• [問題 1]: 下のリストから、「table-row-duty [69, 284, 523, 357]」がある行から「value-line: 서울 영등포구」がある行までを、最初と最後の行も含めて一字一句そのまま書き写してください。

• [元の文章]:

インドネシアで使えるシステムと使いやすいシステム

2015/06/16

ジャカルタの夕暮れ

プロジェクトの成功とはスケジュールどおりに完了しシステムが要件どおりに動くことです。その結果インドネシアで使えるシステムが出来たということですが、使いやすいシステムとはやりたい操作がすぐ見て分かる優しい画面構成になっているということです。

よくあるシステムと現場オペレーションのGAP

システムと現場オペレーションの乖離(GAP)については、ある程度運用でカバーするという発想がないとシステム導入はうまくいかないですが、インドネシアで業務システムを導入する際に発生しがちなGAPとして以下が挙げられます。

  • 事例1
    工場での製造実績の入力は生産管理部スタッフによって翌日朝10:00に行われる一方で、夜勤の現場では完成即出荷している場合に、システム上製品在庫不足で出荷伝票(Delivery Order)が発行できません。
  • 事例2
    商社で商品を仕入れる場合、モノは到着していてもインボイスが未着であればシステム上仕入登録が出来ないため、入荷済みの商品がシステム上在庫化されず出荷処理ができません。

• [課題用データ]:
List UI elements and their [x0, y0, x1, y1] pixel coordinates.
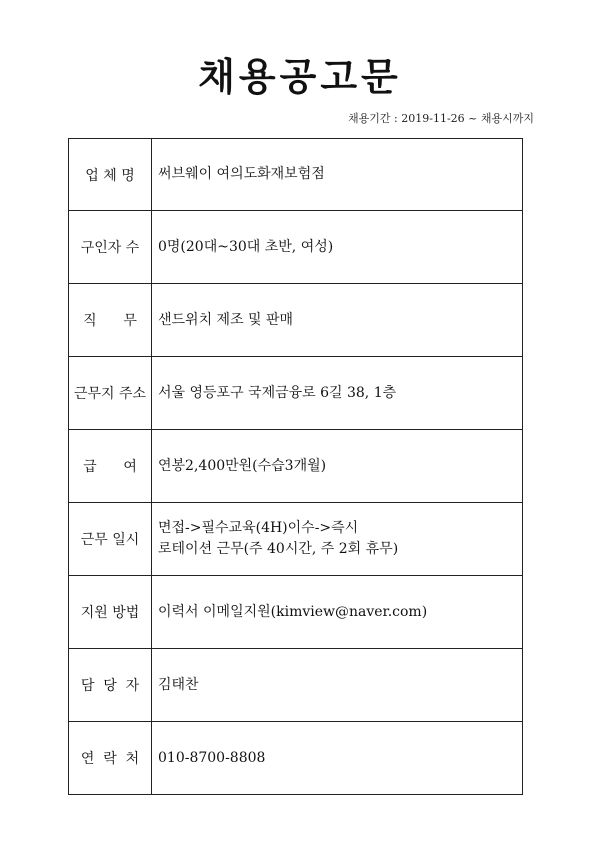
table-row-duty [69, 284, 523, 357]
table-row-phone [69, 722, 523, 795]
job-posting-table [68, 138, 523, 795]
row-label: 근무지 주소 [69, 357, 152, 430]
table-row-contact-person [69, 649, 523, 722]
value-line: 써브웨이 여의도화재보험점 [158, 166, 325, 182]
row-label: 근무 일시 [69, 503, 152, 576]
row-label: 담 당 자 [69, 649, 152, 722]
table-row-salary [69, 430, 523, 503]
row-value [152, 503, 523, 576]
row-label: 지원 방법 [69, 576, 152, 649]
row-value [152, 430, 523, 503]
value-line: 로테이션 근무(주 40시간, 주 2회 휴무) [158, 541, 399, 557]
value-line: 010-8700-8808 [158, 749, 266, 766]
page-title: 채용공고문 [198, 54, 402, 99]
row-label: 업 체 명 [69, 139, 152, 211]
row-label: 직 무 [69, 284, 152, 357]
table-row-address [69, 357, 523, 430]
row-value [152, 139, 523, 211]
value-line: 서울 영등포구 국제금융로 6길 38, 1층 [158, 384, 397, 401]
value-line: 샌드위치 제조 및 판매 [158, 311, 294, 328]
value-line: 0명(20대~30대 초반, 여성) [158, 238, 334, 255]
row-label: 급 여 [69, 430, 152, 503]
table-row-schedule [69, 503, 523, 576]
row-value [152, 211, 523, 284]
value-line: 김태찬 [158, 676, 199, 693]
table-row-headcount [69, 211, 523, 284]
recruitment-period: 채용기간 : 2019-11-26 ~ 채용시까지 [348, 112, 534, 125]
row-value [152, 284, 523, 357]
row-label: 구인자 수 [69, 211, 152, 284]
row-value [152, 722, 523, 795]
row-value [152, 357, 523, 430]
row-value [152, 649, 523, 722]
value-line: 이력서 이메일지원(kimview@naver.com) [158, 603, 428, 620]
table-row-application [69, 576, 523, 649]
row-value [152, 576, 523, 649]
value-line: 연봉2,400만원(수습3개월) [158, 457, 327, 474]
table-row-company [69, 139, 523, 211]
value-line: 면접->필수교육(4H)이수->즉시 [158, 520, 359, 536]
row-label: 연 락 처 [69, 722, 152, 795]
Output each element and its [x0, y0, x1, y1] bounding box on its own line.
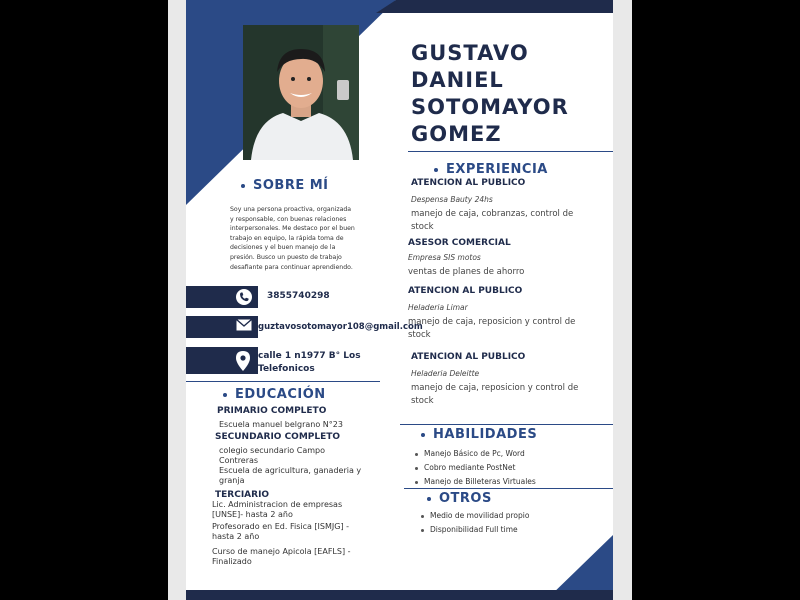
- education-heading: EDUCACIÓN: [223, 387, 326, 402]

• [問題 2]: 上のインドネシアの業務システムについての文章では、プロジェクトの成功とはどういうことだとされていますか。

• [解答 1]:
table-row-duty [69, 284, 523, 357]
table-row-phone [69, 722, 523, 795]
job-posting-table [68, 138, 523, 795]
row-label: 근무지 주소 [69, 357, 152, 430]
table-row-contact-person [69, 649, 523, 722]
value-line: 써브웨이 여의도화재보험점 [158, 166, 325, 182]
row-label: 근무 일시 [69, 503, 152, 576]
row-label: 담 당 자 [69, 649, 152, 722]
table-row-salary [69, 430, 523, 503]
row-value [152, 503, 523, 576]
row-label: 지원 방법 [69, 576, 152, 649]
row-value [152, 430, 523, 503]
value-line: 로테이션 근무(주 40시간, 주 2회 휴무) [158, 541, 399, 557]
value-line: 010-8700-8808 [158, 749, 266, 766]
page-title: 채용공고문 [198, 54, 402, 99]
row-label: 업 체 명 [69, 139, 152, 211]
row-label: 직 무 [69, 284, 152, 357]
table-row-address [69, 357, 523, 430]
row-value [152, 139, 523, 211]
value-line: 서울 영등포구 국제금융로 6길 38, 1층 [158, 384, 397, 401]

• [解答 2]: スケジュールどおりに完了し、システムが要件どおりに動くことです。